### Task requirements:
Copy every line that contains the string "Image" from the entries below.

(Saved data entries)
========================================================================

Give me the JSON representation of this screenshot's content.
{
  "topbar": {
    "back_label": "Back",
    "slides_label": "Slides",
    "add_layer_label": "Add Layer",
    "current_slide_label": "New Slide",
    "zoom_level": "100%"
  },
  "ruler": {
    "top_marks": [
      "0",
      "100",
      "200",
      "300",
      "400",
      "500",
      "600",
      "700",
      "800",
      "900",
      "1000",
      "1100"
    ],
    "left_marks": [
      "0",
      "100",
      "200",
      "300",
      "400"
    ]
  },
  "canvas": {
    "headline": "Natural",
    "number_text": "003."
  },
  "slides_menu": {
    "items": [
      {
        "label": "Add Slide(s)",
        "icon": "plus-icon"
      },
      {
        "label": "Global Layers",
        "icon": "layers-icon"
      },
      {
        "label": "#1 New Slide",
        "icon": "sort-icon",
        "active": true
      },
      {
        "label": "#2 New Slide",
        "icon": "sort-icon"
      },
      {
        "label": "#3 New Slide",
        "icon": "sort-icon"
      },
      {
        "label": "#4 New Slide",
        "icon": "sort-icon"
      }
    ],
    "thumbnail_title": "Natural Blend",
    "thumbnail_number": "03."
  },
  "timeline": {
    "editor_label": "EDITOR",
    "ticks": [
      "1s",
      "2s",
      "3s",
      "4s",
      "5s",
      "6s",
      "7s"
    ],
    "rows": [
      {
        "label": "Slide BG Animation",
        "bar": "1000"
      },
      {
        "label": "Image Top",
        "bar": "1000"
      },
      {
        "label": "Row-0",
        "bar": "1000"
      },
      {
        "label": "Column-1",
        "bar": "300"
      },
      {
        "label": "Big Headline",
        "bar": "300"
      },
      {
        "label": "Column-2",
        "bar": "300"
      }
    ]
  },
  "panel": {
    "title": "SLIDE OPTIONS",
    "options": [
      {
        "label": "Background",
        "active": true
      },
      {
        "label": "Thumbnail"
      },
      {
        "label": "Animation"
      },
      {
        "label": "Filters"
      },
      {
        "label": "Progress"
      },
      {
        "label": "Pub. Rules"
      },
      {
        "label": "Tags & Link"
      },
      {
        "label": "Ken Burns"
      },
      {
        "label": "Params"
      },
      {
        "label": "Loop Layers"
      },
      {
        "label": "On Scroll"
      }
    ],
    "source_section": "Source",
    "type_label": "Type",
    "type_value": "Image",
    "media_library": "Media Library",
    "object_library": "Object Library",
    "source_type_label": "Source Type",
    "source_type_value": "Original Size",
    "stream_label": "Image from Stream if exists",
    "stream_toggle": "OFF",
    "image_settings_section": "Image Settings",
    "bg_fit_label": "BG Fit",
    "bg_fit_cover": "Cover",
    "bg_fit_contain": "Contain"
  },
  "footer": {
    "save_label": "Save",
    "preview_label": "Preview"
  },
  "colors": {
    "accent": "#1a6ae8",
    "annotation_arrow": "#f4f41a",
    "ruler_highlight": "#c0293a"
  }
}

========================================================================

### Response to the task:
        "label": "Image Top",
    "type_value": "Image",
    "stream_label": "Image from Stream if exists",
    "image_settings_section": "Image Settings",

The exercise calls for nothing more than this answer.